--- Start of Extracted records ---

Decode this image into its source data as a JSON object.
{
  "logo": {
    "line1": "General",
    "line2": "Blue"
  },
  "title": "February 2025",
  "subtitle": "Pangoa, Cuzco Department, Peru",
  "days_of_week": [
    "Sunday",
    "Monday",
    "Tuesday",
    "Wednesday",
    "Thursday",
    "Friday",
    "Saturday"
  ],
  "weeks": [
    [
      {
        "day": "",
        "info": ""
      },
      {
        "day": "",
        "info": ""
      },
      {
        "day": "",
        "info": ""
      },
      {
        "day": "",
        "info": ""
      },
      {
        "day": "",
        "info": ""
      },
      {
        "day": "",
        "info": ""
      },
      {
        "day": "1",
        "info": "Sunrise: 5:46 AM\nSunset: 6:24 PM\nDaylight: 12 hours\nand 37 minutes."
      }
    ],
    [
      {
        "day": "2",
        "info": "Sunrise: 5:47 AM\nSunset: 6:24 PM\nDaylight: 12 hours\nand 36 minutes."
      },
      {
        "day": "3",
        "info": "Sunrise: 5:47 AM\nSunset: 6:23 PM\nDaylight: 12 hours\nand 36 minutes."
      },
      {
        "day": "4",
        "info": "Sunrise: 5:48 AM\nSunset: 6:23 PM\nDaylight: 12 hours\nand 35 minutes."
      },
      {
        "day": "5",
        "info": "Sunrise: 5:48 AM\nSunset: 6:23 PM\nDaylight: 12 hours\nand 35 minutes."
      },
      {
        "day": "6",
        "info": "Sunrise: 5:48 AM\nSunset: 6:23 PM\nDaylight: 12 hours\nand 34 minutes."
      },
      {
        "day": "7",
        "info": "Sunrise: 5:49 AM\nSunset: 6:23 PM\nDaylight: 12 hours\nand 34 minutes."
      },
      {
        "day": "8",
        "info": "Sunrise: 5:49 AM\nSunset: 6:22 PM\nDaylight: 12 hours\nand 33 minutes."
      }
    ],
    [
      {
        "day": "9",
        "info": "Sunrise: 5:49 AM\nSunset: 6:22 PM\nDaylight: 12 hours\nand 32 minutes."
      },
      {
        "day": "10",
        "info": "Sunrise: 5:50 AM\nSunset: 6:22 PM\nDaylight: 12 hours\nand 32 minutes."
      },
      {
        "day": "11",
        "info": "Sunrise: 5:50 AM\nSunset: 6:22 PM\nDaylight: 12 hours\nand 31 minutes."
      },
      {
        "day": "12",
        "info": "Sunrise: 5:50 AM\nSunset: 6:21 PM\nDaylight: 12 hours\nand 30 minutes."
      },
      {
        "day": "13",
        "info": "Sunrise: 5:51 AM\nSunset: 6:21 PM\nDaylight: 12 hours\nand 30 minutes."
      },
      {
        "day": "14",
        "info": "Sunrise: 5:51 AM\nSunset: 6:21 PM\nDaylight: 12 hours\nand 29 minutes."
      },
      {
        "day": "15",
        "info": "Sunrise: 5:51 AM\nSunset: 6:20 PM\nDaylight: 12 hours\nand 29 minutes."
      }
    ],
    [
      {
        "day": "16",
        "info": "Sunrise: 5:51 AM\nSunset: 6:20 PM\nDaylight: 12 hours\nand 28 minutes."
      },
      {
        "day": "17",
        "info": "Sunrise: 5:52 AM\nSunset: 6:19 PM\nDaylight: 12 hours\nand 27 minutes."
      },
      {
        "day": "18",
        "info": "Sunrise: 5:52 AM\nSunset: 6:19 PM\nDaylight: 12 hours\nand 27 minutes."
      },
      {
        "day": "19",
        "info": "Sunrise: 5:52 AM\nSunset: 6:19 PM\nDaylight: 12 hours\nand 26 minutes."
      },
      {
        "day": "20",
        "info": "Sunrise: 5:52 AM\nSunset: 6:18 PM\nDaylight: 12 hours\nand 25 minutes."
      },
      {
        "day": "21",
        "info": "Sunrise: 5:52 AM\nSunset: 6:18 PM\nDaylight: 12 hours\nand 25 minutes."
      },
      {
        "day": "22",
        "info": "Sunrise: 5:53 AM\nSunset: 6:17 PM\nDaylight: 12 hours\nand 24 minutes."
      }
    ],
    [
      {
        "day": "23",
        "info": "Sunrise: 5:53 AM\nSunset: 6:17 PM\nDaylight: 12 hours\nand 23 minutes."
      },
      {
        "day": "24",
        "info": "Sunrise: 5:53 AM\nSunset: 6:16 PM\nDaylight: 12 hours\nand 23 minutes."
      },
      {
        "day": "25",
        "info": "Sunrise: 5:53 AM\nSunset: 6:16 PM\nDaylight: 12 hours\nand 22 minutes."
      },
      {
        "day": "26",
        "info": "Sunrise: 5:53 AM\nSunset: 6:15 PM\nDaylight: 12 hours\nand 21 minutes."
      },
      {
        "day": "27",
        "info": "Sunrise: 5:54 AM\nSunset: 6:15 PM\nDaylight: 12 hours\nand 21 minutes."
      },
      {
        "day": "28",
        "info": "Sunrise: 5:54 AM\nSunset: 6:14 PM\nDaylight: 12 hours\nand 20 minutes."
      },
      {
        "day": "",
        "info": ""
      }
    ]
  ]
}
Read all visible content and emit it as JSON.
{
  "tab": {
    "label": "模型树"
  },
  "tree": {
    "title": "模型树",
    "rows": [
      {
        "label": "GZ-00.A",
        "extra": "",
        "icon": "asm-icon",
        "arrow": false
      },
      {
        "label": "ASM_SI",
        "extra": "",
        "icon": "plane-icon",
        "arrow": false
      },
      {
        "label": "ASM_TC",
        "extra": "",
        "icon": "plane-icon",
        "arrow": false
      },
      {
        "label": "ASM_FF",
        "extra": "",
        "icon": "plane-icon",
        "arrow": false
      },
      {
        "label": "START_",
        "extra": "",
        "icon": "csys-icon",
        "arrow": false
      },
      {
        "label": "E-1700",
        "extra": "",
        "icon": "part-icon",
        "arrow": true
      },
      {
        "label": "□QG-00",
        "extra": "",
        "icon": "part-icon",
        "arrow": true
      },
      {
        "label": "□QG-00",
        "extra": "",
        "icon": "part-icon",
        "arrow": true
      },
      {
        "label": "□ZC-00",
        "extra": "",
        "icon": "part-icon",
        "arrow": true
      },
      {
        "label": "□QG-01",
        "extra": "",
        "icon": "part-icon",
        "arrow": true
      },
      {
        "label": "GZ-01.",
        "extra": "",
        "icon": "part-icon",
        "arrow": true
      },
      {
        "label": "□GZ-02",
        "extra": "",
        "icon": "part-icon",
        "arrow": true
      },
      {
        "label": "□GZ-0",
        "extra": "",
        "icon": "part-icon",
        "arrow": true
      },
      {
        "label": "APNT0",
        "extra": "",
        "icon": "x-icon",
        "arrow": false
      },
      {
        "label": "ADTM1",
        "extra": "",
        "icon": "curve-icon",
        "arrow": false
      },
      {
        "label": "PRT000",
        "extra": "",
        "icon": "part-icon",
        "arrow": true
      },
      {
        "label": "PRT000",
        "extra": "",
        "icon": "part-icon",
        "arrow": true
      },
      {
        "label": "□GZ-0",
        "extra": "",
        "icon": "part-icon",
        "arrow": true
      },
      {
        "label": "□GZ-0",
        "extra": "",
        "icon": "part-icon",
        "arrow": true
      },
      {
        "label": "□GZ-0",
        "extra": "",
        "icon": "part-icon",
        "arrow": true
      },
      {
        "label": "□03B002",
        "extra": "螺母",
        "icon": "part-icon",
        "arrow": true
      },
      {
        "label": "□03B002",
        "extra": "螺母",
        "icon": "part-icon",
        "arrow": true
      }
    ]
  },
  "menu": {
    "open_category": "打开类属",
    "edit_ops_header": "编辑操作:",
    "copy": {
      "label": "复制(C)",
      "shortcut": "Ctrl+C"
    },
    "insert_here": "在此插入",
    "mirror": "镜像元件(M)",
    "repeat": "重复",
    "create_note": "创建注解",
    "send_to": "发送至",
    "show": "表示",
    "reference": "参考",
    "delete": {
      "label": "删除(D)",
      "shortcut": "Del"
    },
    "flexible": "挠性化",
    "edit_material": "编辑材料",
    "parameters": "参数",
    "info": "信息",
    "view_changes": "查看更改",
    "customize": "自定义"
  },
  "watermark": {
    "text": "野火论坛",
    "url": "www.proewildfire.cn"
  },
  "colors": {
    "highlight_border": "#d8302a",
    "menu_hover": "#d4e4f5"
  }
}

--- End of Extracted records ---

Exercise instructions:
Of the lines above, how many contain the string "JSON"? Only the number is required.

The result:
2